Do this: Reproduce the records below in full and word for word, excluding pictures.

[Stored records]
—————

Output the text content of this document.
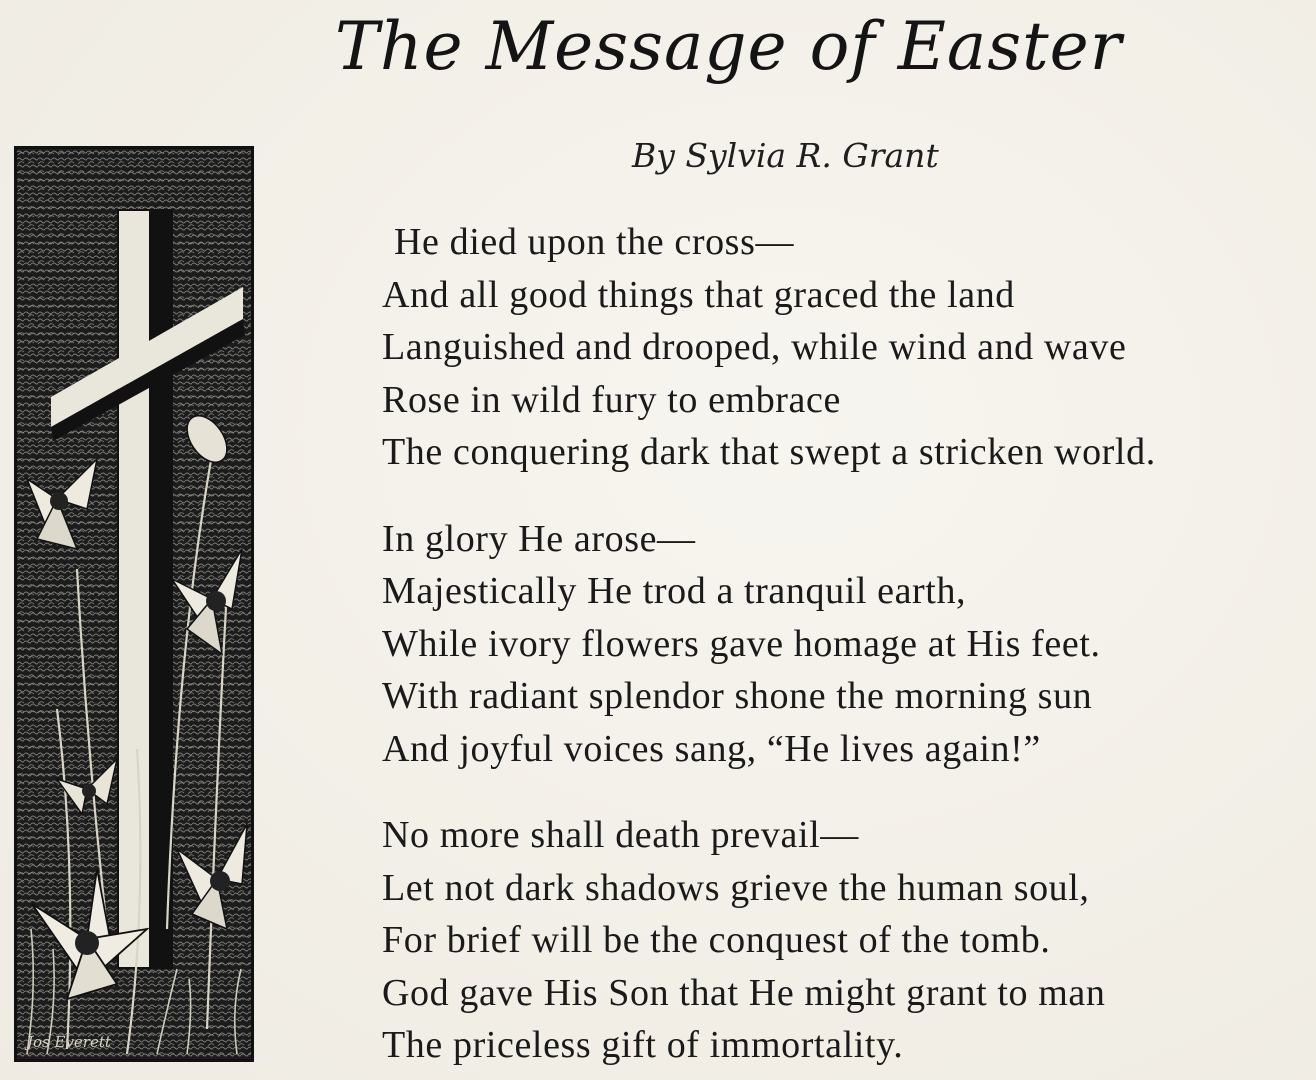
The Message of Easter
By Sylvia R. Grant
Jos Everett
He died upon the cross—
And all good things that graced the land
Languished and drooped, while wind and wave
Rose in wild fury to embrace
The conquering dark that swept a stricken world.
In glory He arose—
Majestically He trod a tranquil earth,
While ivory flowers gave homage at His feet.
With radiant splendor shone the morning sun
And joyful voices sang, “He lives again!”
No more shall death prevail—
Let not dark shadows grieve the human soul,
For brief will be the conquest of the tomb.
God gave His Son that He might grant to man
The priceless gift of immortality.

—————

Task output:
Output the text content of this document.
The Message of Easter
By Sylvia R. Grant
Jos Everett
He died upon the cross—
And all good things that graced the land
Languished and drooped, while wind and wave
Rose in wild fury to embrace
The conquering dark that swept a stricken world.
In glory He arose—
Majestically He trod a tranquil earth,
While ivory flowers gave homage at His feet.
With radiant splendor shone the morning sun
And joyful voices sang, “He lives again!”
No more shall death prevail—
Let not dark shadows grieve the human soul,
For brief will be the conquest of the tomb.
God gave His Son that He might grant to man
The priceless gift of immortality.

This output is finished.